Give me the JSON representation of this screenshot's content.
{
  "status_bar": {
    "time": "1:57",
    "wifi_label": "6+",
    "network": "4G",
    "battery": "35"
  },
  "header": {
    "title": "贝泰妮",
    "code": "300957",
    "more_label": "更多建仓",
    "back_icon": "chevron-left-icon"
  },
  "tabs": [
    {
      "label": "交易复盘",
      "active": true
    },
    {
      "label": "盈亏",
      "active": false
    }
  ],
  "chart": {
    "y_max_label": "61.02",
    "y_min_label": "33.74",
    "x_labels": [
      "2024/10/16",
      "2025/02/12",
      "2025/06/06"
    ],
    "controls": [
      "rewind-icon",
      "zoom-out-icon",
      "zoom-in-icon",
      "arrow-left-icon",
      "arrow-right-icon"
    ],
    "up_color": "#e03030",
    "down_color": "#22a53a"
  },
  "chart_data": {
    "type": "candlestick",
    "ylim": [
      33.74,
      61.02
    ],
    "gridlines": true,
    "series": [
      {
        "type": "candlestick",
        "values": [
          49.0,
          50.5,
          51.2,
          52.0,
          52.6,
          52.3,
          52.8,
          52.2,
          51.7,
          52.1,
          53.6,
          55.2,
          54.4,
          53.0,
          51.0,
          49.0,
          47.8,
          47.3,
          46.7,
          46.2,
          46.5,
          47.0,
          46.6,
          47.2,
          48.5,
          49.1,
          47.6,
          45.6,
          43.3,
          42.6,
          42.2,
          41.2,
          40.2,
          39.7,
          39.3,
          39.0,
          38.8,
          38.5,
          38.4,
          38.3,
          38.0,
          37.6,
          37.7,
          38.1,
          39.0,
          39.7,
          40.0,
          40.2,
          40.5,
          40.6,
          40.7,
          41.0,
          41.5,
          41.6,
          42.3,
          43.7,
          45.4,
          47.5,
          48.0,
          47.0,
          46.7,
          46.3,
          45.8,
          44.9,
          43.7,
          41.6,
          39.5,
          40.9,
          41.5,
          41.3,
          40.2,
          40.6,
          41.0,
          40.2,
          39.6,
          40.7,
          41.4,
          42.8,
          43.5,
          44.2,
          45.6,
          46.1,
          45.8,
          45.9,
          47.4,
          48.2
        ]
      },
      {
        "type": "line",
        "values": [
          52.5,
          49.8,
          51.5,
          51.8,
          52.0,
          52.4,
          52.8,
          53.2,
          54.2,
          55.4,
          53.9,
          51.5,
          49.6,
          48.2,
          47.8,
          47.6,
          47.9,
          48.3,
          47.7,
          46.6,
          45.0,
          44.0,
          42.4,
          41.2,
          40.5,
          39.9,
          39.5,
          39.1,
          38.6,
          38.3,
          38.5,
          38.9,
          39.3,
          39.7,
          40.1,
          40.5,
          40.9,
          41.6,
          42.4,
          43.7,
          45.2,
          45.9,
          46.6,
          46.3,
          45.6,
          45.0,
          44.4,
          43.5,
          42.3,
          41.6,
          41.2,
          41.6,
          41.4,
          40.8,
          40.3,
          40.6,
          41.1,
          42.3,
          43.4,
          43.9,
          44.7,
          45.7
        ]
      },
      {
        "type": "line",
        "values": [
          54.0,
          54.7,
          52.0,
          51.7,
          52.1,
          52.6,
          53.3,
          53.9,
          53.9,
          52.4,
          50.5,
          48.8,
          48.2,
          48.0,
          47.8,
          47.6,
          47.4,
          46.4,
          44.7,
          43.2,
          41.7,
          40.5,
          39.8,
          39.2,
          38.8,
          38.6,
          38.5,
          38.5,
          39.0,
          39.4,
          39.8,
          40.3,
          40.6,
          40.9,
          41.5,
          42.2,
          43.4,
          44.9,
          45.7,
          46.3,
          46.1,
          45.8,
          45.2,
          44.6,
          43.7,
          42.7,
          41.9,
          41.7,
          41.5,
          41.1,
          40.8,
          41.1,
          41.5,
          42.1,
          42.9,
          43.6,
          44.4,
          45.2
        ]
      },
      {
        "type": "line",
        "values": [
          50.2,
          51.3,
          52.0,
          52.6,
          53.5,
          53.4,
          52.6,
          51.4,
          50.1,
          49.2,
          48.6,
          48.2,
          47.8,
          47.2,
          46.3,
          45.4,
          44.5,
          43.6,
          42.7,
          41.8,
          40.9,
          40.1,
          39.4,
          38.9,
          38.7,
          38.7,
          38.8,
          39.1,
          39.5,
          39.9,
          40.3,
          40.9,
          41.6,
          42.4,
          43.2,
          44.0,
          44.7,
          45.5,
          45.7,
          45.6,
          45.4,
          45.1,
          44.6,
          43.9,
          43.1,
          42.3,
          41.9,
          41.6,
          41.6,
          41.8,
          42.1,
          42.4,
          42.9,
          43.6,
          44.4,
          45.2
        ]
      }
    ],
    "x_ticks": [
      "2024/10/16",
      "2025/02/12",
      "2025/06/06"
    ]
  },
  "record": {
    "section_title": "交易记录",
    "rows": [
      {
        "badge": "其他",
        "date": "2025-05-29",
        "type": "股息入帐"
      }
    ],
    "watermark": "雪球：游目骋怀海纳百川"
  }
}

= Stated exercise =
The records above are to be copied in full, exactly as written.

= Task response =
Give me the JSON representation of this screenshot's content.
{
  "status_bar": {
    "time": "1:57",
    "wifi_label": "6+",
    "network": "4G",
    "battery": "35"
  },
  "header": {
    "title": "贝泰妮",
    "code": "300957",
    "more_label": "更多建仓",
    "back_icon": "chevron-left-icon"
  },
  "tabs": [
    {
      "label": "交易复盘",
      "active": true
    },
    {
      "label": "盈亏",
      "active": false
    }
  ],
  "chart": {
    "y_max_label": "61.02",
    "y_min_label": "33.74",
    "x_labels": [
      "2024/10/16",
      "2025/02/12",
      "2025/06/06"
    ],
    "controls": [
      "rewind-icon",
      "zoom-out-icon",
      "zoom-in-icon",
      "arrow-left-icon",
      "arrow-right-icon"
    ],
    "up_color": "#e03030",
    "down_color": "#22a53a"
  },
  "chart_data": {
    "type": "candlestick",
    "ylim": [
      33.74,
      61.02
    ],
    "gridlines": true,
    "series": [
      {
        "type": "candlestick",
        "values": [
          49.0,
          50.5,
          51.2,
          52.0,
          52.6,
          52.3,
          52.8,
          52.2,
          51.7,
          52.1,
          53.6,
          55.2,
          54.4,
          53.0,
          51.0,
          49.0,
          47.8,
          47.3,
          46.7,
          46.2,
          46.5,
          47.0,
          46.6,
          47.2,
          48.5,
          49.1,
          47.6,
          45.6,
          43.3,
          42.6,
          42.2,
          41.2,
          40.2,
          39.7,
          39.3,
          39.0,
          38.8,
          38.5,
          38.4,
          38.3,
          38.0,
          37.6,
          37.7,
          38.1,
          39.0,
          39.7,
          40.0,
          40.2,
          40.5,
          40.6,
          40.7,
          41.0,
          41.5,
          41.6,
          42.3,
          43.7,
          45.4,
          47.5,
          48.0,
          47.0,
          46.7,
          46.3,
          45.8,
          44.9,
          43.7,
          41.6,
          39.5,
          40.9,
          41.5,
          41.3,
          40.2,
          40.6,
          41.0,
          40.2,
          39.6,
          40.7,
          41.4,
          42.8,
          43.5,
          44.2,
          45.6,
          46.1,
          45.8,
          45.9,
          47.4,
          48.2
        ]
      },
      {
        "type": "line",
        "values": [
          52.5,
          49.8,
          51.5,
          51.8,
          52.0,
          52.4,
          52.8,
          53.2,
          54.2,
          55.4,
          53.9,
          51.5,
          49.6,
          48.2,
          47.8,
          47.6,
          47.9,
          48.3,
          47.7,
          46.6,
          45.0,
          44.0,
          42.4,
          41.2,
          40.5,
          39.9,
          39.5,
          39.1,
          38.6,
          38.3,
          38.5,
          38.9,
          39.3,
          39.7,
          40.1,
          40.5,
          40.9,
          41.6,
          42.4,
          43.7,
          45.2,
          45.9,
          46.6,
          46.3,
          45.6,
          45.0,
          44.4,
          43.5,
          42.3,
          41.6,
          41.2,
          41.6,
          41.4,
          40.8,
          40.3,
          40.6,
          41.1,
          42.3,
          43.4,
          43.9,
          44.7,
          45.7
        ]
      },
      {
        "type": "line",
        "values": [
          54.0,
          54.7,
          52.0,
          51.7,
          52.1,
          52.6,
          53.3,
          53.9,
          53.9,
          52.4,
          50.5,
          48.8,
          48.2,
          48.0,
          47.8,
          47.6,
          47.4,
          46.4,
          44.7,
          43.2,
          41.7,
          40.5,
          39.8,
          39.2,
          38.8,
          38.6,
          38.5,
          38.5,
          39.0,
          39.4,
          39.8,
          40.3,
          40.6,
          40.9,
          41.5,
          42.2,
          43.4,
          44.9,
          45.7,
          46.3,
          46.1,
          45.8,
          45.2,
          44.6,
          43.7,
          42.7,
          41.9,
          41.7,
          41.5,
          41.1,
          40.8,
          41.1,
          41.5,
          42.1,
          42.9,
          43.6,
          44.4,
          45.2
        ]
      },
      {
        "type": "line",
        "values": [
          50.2,
          51.3,
          52.0,
          52.6,
          53.5,
          53.4,
          52.6,
          51.4,
          50.1,
          49.2,
          48.6,
          48.2,
          47.8,
          47.2,
          46.3,
          45.4,
          44.5,
          43.6,
          42.7,
          41.8,
          40.9,
          40.1,
          39.4,
          38.9,
          38.7,
          38.7,
          38.8,
          39.1,
          39.5,
          39.9,
          40.3,
          40.9,
          41.6,
          42.4,
          43.2,
          44.0,
          44.7,
          45.5,
          45.7,
          45.6,
          45.4,
          45.1,
          44.6,
          43.9,
          43.1,
          42.3,
          41.9,
          41.6,
          41.6,
          41.8,
          42.1,
          42.4,
          42.9,
          43.6,
          44.4,
          45.2
        ]
      }
    ],
    "x_ticks": [
      "2024/10/16",
      "2025/02/12",
      "2025/06/06"
    ]
  },
  "record": {
    "section_title": "交易记录",
    "rows": [
      {
        "badge": "其他",
        "date": "2025-05-29",
        "type": "股息入帐"
      }
    ],
    "watermark": "雪球：游目骋怀海纳百川"
  }
}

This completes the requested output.